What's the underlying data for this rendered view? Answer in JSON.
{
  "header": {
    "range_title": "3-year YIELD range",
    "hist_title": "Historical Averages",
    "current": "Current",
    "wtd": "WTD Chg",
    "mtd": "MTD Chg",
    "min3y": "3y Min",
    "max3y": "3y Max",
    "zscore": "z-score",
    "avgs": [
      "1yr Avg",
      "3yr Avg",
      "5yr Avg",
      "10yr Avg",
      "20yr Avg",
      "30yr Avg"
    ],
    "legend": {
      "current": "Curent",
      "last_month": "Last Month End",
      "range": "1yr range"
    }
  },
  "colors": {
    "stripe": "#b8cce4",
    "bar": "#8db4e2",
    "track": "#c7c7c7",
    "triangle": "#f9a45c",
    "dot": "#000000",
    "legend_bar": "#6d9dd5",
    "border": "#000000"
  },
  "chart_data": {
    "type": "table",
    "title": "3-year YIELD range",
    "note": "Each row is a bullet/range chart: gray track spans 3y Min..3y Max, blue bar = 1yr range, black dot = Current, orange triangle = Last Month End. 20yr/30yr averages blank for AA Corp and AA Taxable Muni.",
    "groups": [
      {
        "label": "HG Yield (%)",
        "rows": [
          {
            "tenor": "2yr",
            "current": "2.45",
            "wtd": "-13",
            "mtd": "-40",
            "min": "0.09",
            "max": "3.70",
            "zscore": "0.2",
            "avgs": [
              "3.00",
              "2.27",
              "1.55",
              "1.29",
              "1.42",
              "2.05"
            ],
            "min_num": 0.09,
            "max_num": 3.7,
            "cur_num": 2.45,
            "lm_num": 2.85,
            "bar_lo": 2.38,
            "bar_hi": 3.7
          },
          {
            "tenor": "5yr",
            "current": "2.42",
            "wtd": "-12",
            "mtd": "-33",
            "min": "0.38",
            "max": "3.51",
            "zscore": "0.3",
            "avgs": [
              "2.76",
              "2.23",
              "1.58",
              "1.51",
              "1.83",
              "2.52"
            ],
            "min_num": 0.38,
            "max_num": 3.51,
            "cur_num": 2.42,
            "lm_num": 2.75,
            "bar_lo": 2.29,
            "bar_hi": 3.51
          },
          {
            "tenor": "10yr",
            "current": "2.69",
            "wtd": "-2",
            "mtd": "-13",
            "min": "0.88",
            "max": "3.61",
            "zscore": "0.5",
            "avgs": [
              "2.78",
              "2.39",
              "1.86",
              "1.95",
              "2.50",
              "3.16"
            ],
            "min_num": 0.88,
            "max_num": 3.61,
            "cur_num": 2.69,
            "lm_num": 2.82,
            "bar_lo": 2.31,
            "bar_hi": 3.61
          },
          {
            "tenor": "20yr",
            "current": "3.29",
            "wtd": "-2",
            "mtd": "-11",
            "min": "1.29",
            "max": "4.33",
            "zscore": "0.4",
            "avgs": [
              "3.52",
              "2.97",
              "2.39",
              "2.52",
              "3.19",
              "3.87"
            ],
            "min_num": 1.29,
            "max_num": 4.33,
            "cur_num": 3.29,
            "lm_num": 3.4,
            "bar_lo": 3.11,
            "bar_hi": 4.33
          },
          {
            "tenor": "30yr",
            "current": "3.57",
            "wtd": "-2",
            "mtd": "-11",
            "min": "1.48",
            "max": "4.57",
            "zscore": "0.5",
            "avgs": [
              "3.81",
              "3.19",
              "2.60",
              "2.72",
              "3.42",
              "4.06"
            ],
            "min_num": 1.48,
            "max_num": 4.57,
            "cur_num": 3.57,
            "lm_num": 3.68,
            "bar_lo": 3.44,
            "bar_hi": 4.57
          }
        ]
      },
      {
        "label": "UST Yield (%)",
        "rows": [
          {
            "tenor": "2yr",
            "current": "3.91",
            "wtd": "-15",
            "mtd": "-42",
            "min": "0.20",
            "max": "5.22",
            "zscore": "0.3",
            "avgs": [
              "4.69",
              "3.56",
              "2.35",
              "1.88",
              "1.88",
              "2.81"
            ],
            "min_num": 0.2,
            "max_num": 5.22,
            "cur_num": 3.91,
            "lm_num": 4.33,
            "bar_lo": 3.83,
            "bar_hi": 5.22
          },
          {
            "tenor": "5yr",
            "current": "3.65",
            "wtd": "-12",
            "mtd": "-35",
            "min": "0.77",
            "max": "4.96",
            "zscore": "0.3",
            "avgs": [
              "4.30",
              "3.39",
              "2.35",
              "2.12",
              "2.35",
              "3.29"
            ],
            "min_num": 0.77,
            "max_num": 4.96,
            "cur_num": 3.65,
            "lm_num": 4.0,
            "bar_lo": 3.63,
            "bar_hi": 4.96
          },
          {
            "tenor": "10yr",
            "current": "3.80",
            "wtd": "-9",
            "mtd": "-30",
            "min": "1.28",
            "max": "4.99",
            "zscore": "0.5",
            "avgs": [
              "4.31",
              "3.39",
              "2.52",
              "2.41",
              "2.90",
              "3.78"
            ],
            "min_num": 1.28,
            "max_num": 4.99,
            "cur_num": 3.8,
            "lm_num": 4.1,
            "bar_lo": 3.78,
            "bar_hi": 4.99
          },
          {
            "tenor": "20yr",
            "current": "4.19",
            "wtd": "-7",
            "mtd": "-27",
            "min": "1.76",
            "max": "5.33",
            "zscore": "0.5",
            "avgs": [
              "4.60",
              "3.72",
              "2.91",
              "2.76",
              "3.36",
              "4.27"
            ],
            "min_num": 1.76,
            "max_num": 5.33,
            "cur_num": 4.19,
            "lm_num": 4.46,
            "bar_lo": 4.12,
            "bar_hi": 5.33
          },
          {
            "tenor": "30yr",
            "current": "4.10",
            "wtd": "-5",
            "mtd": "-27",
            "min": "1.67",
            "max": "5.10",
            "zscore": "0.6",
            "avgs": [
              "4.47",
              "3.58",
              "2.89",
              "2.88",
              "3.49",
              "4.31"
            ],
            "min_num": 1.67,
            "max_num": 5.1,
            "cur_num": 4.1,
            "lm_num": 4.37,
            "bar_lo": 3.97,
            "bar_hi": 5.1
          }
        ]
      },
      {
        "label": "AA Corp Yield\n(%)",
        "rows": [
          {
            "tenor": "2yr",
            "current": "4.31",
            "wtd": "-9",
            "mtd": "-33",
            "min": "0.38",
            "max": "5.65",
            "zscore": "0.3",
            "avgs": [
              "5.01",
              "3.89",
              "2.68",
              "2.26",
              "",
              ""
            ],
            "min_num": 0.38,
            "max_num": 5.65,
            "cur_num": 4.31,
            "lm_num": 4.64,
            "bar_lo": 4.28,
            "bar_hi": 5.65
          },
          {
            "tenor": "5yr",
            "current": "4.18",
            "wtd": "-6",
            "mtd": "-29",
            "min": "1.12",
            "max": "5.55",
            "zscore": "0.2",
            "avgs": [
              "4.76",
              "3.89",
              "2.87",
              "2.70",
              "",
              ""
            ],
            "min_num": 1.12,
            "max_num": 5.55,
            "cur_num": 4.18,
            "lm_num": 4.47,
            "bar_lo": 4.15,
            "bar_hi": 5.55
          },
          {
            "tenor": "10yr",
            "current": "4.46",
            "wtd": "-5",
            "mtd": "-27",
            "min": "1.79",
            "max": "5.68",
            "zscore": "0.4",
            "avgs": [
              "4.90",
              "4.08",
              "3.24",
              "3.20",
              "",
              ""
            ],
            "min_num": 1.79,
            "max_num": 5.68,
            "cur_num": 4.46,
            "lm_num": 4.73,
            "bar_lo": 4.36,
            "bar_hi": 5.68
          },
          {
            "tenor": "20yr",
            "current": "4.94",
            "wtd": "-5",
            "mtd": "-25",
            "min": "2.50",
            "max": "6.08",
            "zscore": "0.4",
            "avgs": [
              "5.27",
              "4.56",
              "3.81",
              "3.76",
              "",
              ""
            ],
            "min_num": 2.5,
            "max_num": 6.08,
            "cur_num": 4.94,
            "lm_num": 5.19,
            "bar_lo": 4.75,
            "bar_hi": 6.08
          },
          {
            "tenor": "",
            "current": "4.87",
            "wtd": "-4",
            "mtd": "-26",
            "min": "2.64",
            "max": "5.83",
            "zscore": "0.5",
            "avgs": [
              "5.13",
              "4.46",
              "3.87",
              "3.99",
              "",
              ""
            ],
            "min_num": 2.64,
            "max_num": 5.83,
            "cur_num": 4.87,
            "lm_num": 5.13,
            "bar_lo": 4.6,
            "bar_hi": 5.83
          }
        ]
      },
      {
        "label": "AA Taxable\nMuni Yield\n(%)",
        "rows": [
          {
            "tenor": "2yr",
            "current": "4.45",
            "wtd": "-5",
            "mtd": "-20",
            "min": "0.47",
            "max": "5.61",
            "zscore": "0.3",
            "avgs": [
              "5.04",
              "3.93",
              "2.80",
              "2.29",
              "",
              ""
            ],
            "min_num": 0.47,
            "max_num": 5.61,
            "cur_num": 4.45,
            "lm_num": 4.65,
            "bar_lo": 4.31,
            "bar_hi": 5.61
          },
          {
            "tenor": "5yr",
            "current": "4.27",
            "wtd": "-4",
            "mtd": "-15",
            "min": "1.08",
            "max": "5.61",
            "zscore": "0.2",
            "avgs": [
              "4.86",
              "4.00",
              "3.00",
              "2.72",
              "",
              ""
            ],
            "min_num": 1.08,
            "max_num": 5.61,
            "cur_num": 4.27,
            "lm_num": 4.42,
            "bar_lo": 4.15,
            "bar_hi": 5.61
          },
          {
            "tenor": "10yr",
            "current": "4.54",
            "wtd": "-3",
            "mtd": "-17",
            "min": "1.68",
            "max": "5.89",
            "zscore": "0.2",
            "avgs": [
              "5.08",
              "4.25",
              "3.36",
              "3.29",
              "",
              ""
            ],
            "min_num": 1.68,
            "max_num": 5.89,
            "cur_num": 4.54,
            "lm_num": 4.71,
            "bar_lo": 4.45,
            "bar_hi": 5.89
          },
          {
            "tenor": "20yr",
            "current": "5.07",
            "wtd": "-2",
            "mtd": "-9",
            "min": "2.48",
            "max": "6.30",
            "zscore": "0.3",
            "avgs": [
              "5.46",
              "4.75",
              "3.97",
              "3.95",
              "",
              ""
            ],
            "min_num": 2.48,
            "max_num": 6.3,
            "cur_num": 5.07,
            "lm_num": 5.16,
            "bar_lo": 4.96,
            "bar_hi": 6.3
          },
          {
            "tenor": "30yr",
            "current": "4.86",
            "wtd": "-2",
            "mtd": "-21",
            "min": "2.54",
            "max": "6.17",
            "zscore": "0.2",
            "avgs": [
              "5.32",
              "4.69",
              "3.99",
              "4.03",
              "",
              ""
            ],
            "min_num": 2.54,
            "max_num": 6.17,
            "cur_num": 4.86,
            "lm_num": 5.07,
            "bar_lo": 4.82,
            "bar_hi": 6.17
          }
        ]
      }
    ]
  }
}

|---|

## Job
Copy every line of the data that holds the string "Corp".

## Output of the exercise
    "note": "Each row is a bullet/range chart: gray track spans 3y Min..3y Max, blue bar = 1yr range, black dot = Current, orange triangle = Last Month End. 20yr/30yr averages blank for AA Corp and AA Taxable Muni.",
        "label": "AA Corp Yield\n(%)",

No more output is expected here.